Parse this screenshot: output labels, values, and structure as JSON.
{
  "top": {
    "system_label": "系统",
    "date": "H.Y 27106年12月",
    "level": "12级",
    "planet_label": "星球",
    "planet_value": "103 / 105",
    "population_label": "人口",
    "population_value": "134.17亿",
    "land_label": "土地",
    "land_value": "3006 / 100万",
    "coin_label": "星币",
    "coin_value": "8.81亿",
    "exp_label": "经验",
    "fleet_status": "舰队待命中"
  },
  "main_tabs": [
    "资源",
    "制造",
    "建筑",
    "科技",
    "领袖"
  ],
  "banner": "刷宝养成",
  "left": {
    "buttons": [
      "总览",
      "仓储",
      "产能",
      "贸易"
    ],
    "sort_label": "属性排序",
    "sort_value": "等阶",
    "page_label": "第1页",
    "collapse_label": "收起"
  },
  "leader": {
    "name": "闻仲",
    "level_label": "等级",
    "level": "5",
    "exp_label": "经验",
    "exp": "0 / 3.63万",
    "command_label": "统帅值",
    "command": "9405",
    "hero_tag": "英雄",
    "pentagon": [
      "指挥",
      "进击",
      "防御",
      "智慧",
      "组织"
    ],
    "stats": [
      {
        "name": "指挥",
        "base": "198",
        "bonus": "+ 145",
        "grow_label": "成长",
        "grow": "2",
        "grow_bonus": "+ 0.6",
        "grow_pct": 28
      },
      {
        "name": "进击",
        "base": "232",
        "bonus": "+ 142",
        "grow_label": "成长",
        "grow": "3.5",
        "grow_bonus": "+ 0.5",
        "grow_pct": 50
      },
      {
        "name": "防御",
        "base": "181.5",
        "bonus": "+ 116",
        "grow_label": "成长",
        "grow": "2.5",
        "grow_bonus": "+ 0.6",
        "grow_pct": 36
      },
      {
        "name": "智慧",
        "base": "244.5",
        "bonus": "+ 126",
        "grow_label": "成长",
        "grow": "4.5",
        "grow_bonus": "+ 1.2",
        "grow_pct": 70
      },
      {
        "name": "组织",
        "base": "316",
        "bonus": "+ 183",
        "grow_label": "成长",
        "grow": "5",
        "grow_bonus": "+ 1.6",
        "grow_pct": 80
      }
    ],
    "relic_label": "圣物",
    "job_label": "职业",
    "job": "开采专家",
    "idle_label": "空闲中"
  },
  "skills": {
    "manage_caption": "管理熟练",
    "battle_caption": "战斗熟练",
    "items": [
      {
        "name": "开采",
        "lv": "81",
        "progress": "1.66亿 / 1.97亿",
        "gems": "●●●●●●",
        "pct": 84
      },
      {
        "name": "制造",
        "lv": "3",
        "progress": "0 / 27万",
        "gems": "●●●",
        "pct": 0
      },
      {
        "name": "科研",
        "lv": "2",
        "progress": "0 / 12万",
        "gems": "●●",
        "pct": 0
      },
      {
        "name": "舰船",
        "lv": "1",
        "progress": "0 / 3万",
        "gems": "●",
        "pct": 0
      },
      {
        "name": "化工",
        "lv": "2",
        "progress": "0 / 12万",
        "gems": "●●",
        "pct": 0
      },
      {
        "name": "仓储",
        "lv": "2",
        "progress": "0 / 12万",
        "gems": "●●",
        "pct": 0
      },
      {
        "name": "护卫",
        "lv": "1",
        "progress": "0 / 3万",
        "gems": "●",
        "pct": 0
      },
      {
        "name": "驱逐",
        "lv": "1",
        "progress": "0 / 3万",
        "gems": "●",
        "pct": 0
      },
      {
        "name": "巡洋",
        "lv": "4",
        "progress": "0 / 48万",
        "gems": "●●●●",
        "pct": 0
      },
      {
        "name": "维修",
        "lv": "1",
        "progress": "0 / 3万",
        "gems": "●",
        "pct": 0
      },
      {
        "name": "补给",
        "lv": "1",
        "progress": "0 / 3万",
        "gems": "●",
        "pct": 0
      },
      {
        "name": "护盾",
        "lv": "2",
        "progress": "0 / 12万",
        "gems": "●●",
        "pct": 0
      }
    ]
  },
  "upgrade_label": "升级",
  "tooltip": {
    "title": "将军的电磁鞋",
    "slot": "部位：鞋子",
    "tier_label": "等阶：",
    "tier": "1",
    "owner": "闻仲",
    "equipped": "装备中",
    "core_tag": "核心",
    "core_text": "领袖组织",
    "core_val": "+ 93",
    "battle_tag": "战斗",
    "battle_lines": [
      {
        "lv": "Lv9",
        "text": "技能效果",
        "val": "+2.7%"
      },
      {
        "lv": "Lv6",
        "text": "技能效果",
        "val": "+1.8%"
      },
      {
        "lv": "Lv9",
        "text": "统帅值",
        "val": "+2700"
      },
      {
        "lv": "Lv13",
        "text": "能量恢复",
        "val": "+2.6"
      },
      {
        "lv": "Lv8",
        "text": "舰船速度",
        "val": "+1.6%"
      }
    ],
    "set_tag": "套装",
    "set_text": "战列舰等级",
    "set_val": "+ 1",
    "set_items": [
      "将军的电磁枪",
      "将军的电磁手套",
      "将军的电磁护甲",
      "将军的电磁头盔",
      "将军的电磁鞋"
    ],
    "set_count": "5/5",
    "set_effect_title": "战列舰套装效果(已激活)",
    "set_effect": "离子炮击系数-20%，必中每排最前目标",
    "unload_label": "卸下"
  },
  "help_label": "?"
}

----------

> [Written problem]:
Each record must be returned exactly as it is written.

> [Reply]:
Parse this screenshot: output labels, values, and structure as JSON.
{
  "top": {
    "system_label": "系统",
    "date": "H.Y 27106年12月",
    "level": "12级",
    "planet_label": "星球",
    "planet_value": "103 / 105",
    "population_label": "人口",
    "population_value": "134.17亿",
    "land_label": "土地",
    "land_value": "3006 / 100万",
    "coin_label": "星币",
    "coin_value": "8.81亿",
    "exp_label": "经验",
    "fleet_status": "舰队待命中"
  },
  "main_tabs": [
    "资源",
    "制造",
    "建筑",
    "科技",
    "领袖"
  ],
  "banner": "刷宝养成",
  "left": {
    "buttons": [
      "总览",
      "仓储",
      "产能",
      "贸易"
    ],
    "sort_label": "属性排序",
    "sort_value": "等阶",
    "page_label": "第1页",
    "collapse_label": "收起"
  },
  "leader": {
    "name": "闻仲",
    "level_label": "等级",
    "level": "5",
    "exp_label": "经验",
    "exp": "0 / 3.63万",
    "command_label": "统帅值",
    "command": "9405",
    "hero_tag": "英雄",
    "pentagon": [
      "指挥",
      "进击",
      "防御",
      "智慧",
      "组织"
    ],
    "stats": [
      {
        "name": "指挥",
        "base": "198",
        "bonus": "+ 145",
        "grow_label": "成长",
        "grow": "2",
        "grow_bonus": "+ 0.6",
        "grow_pct": 28
      },
      {
        "name": "进击",
        "base": "232",
        "bonus": "+ 142",
        "grow_label": "成长",
        "grow": "3.5",
        "grow_bonus": "+ 0.5",
        "grow_pct": 50
      },
      {
        "name": "防御",
        "base": "181.5",
        "bonus": "+ 116",
        "grow_label": "成长",
        "grow": "2.5",
        "grow_bonus": "+ 0.6",
        "grow_pct": 36
      },
      {
        "name": "智慧",
        "base": "244.5",
        "bonus": "+ 126",
        "grow_label": "成长",
        "grow": "4.5",
        "grow_bonus": "+ 1.2",
        "grow_pct": 70
      },
      {
        "name": "组织",
        "base": "316",
        "bonus": "+ 183",
        "grow_label": "成长",
        "grow": "5",
        "grow_bonus": "+ 1.6",
        "grow_pct": 80
      }
    ],
    "relic_label": "圣物",
    "job_label": "职业",
    "job": "开采专家",
    "idle_label": "空闲中"
  },
  "skills": {
    "manage_caption": "管理熟练",
    "battle_caption": "战斗熟练",
    "items": [
      {
        "name": "开采",
        "lv": "81",
        "progress": "1.66亿 / 1.97亿",
        "gems": "●●●●●●",
        "pct": 84
      },
      {
        "name": "制造",
        "lv": "3",
        "progress": "0 / 27万",
        "gems": "●●●",
        "pct": 0
      },
      {
        "name": "科研",
        "lv": "2",
        "progress": "0 / 12万",
        "gems": "●●",
        "pct": 0
      },
      {
        "name": "舰船",
        "lv": "1",
        "progress": "0 / 3万",
        "gems": "●",
        "pct": 0
      },
      {
        "name": "化工",
        "lv": "2",
        "progress": "0 / 12万",
        "gems": "●●",
        "pct": 0
      },
      {
        "name": "仓储",
        "lv": "2",
        "progress": "0 / 12万",
        "gems": "●●",
        "pct": 0
      },
      {
        "name": "护卫",
        "lv": "1",
        "progress": "0 / 3万",
        "gems": "●",
        "pct": 0
      },
      {
        "name": "驱逐",
        "lv": "1",
        "progress": "0 / 3万",
        "gems": "●",
        "pct": 0
      },
      {
        "name": "巡洋",
        "lv": "4",
        "progress": "0 / 48万",
        "gems": "●●●●",
        "pct": 0
      },
      {
        "name": "维修",
        "lv": "1",
        "progress": "0 / 3万",
        "gems": "●",
        "pct": 0
      },
      {
        "name": "补给",
        "lv": "1",
        "progress": "0 / 3万",
        "gems": "●",
        "pct": 0
      },
      {
        "name": "护盾",
        "lv": "2",
        "progress": "0 / 12万",
        "gems": "●●",
        "pct": 0
      }
    ]
  },
  "upgrade_label": "升级",
  "tooltip": {
    "title": "将军的电磁鞋",
    "slot": "部位：鞋子",
    "tier_label": "等阶：",
    "tier": "1",
    "owner": "闻仲",
    "equipped": "装备中",
    "core_tag": "核心",
    "core_text": "领袖组织",
    "core_val": "+ 93",
    "battle_tag": "战斗",
    "battle_lines": [
      {
        "lv": "Lv9",
        "text": "技能效果",
        "val": "+2.7%"
      },
      {
        "lv": "Lv6",
        "text": "技能效果",
        "val": "+1.8%"
      },
      {
        "lv": "Lv9",
        "text": "统帅值",
        "val": "+2700"
      },
      {
        "lv": "Lv13",
        "text": "能量恢复",
        "val": "+2.6"
      },
      {
        "lv": "Lv8",
        "text": "舰船速度",
        "val": "+1.6%"
      }
    ],
    "set_tag": "套装",
    "set_text": "战列舰等级",
    "set_val": "+ 1",
    "set_items": [
      "将军的电磁枪",
      "将军的电磁手套",
      "将军的电磁护甲",
      "将军的电磁头盔",
      "将军的电磁鞋"
    ],
    "set_count": "5/5",
    "set_effect_title": "战列舰套装效果(已激活)",
    "set_effect": "离子炮击系数-20%，必中每排最前目标",
    "unload_label": "卸下"
  },
  "help_label": "?"
}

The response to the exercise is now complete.